Go through the material below and copy each line where the word "Pacific" appears.
— Start PROVIDED DATA —
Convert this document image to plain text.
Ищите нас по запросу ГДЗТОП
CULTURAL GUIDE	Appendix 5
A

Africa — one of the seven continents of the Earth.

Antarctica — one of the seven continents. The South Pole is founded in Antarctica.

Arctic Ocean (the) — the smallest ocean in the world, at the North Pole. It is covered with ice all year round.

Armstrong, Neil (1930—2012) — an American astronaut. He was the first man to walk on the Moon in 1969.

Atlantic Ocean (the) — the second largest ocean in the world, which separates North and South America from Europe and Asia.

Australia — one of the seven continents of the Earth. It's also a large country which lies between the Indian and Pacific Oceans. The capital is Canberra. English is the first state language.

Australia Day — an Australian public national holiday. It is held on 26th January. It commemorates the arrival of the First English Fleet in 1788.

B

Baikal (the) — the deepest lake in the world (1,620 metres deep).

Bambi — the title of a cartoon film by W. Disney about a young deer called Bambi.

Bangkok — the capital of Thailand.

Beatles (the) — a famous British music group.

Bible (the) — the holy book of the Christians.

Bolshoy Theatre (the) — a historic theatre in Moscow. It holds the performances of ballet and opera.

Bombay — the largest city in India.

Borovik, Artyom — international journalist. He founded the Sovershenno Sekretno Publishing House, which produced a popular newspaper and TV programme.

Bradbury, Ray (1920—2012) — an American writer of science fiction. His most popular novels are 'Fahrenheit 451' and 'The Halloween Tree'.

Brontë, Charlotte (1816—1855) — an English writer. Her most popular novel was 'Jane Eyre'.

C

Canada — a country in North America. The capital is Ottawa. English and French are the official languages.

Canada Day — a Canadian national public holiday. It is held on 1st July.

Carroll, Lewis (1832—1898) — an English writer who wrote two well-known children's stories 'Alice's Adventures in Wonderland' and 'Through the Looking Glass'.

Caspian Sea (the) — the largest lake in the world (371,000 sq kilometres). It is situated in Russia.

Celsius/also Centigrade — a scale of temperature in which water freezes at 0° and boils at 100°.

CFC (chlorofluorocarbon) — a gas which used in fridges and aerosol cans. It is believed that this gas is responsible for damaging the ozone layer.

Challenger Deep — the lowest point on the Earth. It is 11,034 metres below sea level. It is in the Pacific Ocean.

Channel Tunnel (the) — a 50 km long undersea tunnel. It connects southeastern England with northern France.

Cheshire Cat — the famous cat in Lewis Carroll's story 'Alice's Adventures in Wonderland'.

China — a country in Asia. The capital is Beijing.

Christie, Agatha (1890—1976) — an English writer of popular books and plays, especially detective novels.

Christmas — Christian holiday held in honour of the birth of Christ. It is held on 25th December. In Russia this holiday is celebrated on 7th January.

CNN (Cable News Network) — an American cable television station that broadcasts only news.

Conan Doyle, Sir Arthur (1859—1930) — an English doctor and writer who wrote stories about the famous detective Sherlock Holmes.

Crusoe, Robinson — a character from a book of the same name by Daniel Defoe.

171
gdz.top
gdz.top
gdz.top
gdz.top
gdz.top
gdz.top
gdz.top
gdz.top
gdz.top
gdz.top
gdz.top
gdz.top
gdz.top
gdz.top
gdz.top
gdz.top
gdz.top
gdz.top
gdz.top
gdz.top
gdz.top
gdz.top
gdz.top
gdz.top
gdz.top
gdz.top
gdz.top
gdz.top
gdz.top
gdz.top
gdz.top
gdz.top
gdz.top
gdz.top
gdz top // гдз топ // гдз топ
— End PROVIDED DATA —
◆ **ANSWER FOR THIS EXERCISE**:
Australia — one of the seven continents of the Earth. It's also a large country which lies between the Indian and Pacific Oceans. The capital is Canberra. English is the first state language.
Challenger Deep — the lowest point on the Earth. It is 11,034 metres below sea level. It is in the Pacific Ocean.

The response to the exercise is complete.